__Short problem__: Pick out the lines below with "Bohorodczany" and list them.

__Information provided__:
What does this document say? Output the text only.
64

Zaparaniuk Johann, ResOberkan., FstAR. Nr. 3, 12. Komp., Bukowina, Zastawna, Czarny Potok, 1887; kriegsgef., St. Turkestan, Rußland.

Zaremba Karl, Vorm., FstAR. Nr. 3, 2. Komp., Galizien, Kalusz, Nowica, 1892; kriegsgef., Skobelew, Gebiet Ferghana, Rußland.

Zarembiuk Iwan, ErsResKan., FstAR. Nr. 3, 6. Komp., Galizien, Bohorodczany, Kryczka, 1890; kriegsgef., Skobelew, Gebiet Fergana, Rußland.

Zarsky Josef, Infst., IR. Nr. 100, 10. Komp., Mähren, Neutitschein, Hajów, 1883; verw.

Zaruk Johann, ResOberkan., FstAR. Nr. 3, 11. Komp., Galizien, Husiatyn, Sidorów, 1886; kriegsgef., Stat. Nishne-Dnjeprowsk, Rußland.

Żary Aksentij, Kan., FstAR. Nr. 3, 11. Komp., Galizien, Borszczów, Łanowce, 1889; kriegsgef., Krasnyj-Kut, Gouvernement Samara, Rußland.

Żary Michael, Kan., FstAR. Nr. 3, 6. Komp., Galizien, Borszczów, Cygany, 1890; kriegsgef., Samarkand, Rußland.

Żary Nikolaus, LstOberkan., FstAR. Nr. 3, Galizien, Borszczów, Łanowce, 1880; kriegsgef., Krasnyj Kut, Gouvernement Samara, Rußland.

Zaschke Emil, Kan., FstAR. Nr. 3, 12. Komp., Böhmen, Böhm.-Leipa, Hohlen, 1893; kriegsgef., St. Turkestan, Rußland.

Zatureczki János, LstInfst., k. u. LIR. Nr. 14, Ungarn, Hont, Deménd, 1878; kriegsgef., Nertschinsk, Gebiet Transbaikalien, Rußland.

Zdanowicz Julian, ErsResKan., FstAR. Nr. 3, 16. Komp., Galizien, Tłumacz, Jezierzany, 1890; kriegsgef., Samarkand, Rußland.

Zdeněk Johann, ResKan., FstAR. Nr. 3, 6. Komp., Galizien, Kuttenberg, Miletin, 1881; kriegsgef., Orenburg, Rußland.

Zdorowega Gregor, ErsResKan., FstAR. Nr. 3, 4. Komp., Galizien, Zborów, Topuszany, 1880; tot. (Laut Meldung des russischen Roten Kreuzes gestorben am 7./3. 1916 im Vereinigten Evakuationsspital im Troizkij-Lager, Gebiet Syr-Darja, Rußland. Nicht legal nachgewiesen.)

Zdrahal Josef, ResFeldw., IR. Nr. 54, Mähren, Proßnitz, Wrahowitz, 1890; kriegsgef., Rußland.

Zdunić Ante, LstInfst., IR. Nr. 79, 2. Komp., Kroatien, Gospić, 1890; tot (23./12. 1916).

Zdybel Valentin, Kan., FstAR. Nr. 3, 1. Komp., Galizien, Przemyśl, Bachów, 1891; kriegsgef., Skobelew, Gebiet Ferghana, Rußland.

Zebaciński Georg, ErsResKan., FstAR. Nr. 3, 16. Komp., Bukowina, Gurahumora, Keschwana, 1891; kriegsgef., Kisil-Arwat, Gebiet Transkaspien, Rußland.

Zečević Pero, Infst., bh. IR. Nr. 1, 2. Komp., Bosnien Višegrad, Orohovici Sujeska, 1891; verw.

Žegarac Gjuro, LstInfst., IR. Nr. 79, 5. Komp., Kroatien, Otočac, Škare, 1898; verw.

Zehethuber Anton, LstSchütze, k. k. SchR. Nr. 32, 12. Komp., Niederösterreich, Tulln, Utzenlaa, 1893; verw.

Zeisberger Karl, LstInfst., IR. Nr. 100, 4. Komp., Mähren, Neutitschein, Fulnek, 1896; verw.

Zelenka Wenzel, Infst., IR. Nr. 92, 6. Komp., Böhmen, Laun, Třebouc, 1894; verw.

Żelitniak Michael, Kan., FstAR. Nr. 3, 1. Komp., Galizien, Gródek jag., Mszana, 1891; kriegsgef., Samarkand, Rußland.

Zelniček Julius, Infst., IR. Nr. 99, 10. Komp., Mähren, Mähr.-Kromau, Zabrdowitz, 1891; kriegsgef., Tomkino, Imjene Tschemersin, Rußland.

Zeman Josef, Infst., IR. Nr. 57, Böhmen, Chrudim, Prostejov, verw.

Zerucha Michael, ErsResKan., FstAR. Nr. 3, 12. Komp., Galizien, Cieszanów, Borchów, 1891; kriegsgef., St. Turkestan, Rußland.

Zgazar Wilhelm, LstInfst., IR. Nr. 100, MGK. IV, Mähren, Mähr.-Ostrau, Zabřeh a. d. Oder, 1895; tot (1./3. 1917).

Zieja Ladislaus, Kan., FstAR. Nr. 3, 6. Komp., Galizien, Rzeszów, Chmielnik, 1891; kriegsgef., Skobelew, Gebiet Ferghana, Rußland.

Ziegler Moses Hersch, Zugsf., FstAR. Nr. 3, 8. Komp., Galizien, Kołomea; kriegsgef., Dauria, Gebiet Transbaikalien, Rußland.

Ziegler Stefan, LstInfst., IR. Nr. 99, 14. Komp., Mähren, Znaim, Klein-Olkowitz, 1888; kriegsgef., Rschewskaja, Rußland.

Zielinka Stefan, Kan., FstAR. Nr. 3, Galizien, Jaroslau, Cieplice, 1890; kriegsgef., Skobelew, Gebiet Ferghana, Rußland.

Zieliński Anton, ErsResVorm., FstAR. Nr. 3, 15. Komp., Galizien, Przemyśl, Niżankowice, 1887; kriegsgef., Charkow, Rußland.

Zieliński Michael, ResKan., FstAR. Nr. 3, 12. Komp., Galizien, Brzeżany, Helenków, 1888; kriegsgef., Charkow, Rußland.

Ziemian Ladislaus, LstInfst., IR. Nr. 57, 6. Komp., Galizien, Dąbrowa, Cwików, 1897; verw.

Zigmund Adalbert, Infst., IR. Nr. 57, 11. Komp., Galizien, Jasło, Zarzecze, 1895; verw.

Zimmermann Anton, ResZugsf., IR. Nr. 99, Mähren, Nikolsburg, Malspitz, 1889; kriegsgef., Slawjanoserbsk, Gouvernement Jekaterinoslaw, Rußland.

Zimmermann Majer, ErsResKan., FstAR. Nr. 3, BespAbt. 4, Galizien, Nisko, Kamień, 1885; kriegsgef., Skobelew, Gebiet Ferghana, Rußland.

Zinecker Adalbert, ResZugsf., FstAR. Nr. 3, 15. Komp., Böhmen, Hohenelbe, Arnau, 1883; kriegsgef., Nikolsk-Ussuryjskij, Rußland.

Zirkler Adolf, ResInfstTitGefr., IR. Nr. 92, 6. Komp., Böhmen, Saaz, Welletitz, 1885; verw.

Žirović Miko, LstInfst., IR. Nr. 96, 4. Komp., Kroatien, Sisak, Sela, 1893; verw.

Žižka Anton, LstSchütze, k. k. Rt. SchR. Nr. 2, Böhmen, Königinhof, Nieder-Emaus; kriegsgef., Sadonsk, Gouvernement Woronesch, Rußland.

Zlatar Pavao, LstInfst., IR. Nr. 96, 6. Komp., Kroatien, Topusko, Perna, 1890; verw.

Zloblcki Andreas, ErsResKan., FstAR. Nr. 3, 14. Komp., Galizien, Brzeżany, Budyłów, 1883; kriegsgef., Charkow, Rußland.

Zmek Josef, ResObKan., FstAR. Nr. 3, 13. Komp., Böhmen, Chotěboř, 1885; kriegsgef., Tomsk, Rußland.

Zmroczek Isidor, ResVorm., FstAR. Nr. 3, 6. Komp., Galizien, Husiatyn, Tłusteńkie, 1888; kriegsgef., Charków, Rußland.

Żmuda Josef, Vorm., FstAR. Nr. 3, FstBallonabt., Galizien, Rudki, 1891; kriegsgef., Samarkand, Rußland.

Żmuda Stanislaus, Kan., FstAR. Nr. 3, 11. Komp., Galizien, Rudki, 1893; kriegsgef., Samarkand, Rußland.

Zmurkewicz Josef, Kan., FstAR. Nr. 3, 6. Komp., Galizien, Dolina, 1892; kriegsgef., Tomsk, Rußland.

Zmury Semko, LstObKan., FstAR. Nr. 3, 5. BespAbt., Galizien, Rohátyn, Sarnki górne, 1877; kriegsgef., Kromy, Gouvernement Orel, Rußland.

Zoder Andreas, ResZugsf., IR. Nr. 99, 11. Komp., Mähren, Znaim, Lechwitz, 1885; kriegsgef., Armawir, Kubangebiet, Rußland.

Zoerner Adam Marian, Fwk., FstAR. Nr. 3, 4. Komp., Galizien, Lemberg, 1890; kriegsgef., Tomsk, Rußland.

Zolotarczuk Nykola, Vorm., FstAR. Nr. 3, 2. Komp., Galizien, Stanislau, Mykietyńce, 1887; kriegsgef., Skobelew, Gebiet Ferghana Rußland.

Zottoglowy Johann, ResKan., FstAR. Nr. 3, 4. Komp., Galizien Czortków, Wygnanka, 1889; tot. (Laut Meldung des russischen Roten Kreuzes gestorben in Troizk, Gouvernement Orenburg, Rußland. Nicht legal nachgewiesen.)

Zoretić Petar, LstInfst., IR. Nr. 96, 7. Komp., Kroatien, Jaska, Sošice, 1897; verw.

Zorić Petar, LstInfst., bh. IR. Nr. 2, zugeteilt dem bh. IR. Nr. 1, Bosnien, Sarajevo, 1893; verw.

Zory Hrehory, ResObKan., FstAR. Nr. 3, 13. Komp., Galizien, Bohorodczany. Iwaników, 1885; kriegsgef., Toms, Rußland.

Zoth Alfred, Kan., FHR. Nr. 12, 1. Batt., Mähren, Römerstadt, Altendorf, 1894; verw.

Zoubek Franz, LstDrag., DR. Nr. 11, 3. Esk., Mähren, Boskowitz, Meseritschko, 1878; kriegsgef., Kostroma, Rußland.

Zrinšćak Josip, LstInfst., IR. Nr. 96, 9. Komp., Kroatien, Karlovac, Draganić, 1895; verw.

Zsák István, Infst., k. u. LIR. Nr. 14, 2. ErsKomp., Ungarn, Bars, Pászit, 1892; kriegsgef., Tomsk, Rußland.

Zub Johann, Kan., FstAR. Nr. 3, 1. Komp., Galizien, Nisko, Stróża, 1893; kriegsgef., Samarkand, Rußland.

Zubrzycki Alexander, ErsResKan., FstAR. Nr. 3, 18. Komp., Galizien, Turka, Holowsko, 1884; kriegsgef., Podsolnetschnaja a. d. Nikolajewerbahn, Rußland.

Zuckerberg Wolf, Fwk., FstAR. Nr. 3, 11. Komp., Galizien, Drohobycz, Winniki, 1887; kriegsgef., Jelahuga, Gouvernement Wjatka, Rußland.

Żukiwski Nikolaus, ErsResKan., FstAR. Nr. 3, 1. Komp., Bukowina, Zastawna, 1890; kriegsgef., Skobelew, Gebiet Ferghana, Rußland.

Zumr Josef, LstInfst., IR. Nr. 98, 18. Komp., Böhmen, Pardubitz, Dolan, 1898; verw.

__Completed task__:
Zarembiuk Iwan, ErsResKan., FstAR. Nr. 3, 6. Komp., Galizien, Bohorodczany, Kryczka, 1890; kriegsgef., Skobelew, Gebiet Fergana, Rußland.
Zory Hrehory, ResObKan., FstAR. Nr. 3, 13. Komp., Galizien, Bohorodczany. Iwaników, 1885; kriegsgef., Toms, Rußland.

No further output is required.